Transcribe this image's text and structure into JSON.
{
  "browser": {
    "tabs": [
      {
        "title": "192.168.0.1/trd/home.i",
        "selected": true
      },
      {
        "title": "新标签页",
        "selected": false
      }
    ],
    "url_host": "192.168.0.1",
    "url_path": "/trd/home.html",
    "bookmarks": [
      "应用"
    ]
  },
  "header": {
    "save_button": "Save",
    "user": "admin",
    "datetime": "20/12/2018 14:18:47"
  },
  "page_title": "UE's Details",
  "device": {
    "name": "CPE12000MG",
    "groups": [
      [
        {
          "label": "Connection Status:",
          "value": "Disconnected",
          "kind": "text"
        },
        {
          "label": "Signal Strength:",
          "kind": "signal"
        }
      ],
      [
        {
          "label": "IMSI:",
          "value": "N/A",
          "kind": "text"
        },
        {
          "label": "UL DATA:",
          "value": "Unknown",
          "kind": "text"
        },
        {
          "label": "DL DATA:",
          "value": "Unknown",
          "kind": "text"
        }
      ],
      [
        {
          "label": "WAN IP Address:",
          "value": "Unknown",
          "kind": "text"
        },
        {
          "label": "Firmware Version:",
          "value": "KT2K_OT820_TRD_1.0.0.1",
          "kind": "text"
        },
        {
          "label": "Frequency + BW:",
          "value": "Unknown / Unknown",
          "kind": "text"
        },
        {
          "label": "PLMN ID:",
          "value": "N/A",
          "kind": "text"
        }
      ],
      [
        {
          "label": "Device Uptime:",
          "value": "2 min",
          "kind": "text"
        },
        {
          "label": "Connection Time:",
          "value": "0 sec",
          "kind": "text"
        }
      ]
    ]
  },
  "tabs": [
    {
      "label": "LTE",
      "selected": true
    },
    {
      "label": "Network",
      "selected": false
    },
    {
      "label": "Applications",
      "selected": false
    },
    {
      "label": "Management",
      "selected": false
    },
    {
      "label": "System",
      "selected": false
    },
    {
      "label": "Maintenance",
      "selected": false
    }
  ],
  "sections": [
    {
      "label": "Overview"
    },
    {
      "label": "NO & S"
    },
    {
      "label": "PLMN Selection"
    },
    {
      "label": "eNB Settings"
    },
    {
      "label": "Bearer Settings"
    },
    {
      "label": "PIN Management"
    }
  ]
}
━━━━━━━━━━━━━━━━━━━━
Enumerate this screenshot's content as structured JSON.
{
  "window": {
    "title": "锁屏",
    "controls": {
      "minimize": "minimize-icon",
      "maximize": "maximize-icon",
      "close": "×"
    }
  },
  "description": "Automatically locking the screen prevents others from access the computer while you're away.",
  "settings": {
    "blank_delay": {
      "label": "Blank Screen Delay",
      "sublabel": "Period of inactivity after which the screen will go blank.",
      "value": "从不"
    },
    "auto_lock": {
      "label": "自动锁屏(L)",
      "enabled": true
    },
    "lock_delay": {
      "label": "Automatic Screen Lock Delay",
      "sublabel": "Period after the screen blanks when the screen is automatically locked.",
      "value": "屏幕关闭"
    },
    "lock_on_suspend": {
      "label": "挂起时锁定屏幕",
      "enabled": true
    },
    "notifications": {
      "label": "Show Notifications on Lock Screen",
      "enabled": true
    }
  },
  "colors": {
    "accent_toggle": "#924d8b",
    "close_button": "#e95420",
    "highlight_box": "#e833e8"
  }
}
━━━━━━━━━━━━━━━━━━━━
Say how many lines of the material contain the word "Connection", with no other text.

- [Task result] 2